[Tasks]:
**A.** In the passage on Agrin and wound healing, which institute led the group of researchers?
**B.** Reproduce word for word the part of the passage on Agrin and wound healing between "The scientists note" and "and cell migration.", inclusive.

Writing for the leading scientific journal Nature Communications, a group of researchers led by A*STAR’s Institute of Molecular and Cell Biology (IMCB) say “Wound healing represents a complicated yet highly orchestrated biological program restoring normalcy to damaged tissue architecture.”

They propose that Agrin, a protein that has been discovered to “promote wound healing and repair” may be useful in use for injured skin tissue.

The scientists note that for skin to be successfully repaired by an “orchestrated wound healing program” requires collective cell proliferation on the outermost layer of skin, the epidermis, and cell migration.

The research team confesses that “the molecular determinants of the tissue microenvironment supporting wound healing remains poorly understood.” Yet they write that they have found that Agrin, a highly glycosylated protein, is enriched within the early wound-microenvironment and “is indispensable for efficient healing.”

Data for recognizing document structure
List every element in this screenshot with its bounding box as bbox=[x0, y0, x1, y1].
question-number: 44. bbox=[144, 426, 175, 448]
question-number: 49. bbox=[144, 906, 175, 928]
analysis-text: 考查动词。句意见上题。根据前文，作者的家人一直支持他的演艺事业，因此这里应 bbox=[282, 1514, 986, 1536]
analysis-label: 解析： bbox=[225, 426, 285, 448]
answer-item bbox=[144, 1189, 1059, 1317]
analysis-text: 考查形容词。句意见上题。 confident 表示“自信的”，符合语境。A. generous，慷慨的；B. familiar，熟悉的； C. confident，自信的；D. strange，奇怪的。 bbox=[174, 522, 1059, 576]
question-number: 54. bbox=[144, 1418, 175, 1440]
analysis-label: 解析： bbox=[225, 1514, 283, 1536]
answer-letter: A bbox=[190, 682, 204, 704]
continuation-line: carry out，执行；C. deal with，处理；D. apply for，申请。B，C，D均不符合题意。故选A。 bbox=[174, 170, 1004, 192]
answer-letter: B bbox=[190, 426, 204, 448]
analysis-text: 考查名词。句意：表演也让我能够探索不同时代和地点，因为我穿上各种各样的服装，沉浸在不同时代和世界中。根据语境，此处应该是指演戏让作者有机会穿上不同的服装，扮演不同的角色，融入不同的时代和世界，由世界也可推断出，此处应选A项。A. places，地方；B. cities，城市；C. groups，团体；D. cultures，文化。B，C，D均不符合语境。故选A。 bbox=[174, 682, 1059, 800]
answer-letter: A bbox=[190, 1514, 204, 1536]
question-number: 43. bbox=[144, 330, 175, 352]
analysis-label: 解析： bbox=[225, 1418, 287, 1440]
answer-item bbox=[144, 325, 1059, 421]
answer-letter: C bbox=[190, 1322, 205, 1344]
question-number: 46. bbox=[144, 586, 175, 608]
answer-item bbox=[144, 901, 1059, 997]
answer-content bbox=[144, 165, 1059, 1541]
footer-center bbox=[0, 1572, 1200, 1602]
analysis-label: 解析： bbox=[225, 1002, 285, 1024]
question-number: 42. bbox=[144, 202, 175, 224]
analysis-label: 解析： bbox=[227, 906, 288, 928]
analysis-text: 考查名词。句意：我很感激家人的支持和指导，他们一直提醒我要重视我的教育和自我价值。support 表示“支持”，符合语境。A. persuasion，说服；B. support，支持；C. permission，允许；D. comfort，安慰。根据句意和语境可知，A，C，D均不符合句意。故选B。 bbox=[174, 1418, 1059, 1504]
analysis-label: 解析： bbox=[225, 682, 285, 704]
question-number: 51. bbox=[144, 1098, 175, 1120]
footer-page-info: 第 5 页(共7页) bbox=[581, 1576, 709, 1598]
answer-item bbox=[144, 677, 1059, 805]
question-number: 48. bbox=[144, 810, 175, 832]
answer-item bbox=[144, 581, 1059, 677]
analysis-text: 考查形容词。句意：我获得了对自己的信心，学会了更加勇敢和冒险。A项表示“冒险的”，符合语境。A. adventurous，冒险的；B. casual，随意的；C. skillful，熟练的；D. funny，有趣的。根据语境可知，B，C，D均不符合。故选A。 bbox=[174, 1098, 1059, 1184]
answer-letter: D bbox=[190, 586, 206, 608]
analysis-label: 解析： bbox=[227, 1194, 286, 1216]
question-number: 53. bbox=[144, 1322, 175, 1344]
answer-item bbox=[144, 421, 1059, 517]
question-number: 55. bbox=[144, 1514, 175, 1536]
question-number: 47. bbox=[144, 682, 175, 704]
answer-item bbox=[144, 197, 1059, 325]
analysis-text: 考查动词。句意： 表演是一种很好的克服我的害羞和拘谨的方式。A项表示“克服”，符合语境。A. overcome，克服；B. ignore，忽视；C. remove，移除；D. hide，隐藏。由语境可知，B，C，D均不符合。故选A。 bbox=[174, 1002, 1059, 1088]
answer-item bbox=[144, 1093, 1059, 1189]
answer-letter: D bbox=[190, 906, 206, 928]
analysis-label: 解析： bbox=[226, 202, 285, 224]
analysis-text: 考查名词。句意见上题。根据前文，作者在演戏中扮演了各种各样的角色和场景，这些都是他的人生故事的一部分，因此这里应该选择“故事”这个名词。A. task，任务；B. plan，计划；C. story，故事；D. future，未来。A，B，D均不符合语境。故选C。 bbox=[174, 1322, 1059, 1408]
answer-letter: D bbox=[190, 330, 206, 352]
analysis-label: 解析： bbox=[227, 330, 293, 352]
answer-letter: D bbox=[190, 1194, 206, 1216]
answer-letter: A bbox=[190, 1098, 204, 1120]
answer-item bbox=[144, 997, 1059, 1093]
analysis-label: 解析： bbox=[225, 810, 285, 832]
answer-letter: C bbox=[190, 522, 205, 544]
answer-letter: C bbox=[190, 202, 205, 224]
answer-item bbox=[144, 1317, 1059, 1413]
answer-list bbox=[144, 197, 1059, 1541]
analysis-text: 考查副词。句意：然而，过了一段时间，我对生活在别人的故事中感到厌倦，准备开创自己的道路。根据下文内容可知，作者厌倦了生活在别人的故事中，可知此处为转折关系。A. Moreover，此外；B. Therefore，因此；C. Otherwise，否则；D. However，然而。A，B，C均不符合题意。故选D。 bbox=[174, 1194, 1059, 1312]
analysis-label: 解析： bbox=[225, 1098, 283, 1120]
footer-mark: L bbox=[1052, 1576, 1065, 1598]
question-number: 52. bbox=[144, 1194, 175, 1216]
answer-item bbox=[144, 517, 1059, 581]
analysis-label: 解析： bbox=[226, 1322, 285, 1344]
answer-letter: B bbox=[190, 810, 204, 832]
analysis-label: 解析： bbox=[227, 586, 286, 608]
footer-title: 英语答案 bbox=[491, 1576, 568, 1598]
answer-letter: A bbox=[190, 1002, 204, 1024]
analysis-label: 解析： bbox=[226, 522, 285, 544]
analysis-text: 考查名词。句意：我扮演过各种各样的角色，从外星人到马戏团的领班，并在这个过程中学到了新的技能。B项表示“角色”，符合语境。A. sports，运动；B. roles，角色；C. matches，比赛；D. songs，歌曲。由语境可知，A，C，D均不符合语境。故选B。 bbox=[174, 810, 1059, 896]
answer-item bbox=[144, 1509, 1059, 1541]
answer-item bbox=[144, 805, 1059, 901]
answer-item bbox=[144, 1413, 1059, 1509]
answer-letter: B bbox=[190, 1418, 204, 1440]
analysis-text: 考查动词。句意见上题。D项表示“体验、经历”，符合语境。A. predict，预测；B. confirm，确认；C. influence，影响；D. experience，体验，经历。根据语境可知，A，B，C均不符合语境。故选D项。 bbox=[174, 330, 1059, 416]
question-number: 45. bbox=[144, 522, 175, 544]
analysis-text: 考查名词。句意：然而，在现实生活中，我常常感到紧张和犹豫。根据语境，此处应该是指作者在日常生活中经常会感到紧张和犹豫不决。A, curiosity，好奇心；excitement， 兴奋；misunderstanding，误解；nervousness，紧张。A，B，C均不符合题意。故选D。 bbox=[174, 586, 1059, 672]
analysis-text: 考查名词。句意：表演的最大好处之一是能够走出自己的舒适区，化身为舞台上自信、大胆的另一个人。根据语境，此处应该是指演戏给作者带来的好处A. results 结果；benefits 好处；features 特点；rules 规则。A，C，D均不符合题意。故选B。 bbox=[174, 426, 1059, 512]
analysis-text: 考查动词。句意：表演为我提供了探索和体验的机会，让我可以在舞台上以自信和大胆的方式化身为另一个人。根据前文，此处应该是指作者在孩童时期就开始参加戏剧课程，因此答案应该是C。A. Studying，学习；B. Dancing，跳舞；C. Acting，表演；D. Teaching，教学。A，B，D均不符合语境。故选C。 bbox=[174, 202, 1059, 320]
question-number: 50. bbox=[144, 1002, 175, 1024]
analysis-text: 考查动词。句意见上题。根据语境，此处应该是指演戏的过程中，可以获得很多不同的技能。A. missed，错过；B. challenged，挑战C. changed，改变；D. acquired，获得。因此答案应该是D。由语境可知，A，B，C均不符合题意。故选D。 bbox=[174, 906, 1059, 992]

[Replies]:
**A.** A*STAR’s Institute of Molecular and Cell Biology (IMCB).

**B.**
The scientists note that for skin to be successfully repaired by an “orchestrated wound healing program” requires collective cell proliferation on the outermost layer of skin, the epidermis, and cell migration.